**DATA FOR THIS TASK:**
** start **
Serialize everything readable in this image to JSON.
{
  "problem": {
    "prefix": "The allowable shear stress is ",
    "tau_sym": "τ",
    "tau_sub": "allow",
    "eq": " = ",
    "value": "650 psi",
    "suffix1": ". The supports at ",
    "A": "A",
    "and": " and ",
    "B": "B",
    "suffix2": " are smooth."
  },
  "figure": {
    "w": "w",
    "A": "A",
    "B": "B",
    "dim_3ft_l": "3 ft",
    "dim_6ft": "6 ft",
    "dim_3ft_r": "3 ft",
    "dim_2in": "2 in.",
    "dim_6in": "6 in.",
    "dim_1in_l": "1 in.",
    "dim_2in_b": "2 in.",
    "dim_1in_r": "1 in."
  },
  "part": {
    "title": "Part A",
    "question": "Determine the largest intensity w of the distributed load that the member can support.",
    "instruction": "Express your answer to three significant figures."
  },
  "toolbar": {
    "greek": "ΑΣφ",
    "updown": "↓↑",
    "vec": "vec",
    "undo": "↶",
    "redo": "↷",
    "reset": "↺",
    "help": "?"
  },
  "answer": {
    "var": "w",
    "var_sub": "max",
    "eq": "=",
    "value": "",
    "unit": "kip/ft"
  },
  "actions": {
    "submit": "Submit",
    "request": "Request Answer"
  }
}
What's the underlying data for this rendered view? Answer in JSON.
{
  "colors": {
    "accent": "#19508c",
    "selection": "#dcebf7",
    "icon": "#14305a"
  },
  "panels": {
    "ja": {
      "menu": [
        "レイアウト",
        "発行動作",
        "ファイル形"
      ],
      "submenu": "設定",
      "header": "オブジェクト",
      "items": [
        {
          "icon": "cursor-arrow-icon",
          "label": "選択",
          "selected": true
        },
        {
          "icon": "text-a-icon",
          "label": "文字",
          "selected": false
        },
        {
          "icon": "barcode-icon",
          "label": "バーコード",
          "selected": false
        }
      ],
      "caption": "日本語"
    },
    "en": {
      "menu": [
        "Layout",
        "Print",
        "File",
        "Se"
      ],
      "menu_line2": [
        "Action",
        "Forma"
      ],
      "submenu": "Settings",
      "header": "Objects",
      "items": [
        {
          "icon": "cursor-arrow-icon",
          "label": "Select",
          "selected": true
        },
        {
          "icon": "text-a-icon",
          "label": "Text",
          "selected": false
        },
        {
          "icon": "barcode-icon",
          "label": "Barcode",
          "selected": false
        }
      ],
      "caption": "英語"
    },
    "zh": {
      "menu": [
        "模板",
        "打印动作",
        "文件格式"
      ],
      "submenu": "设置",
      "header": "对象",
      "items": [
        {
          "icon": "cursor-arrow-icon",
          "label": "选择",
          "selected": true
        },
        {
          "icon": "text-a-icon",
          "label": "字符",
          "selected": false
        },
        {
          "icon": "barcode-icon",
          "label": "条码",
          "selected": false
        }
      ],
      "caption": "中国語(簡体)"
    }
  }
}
** end **
**GOAL OF THE EXERCISE:**
Gather all lines from the listing above in which "header" occurs.

**CORRECT ANSWER:**
      "header": "オブジェクト",
      "header": "Objects",
      "header": "对象",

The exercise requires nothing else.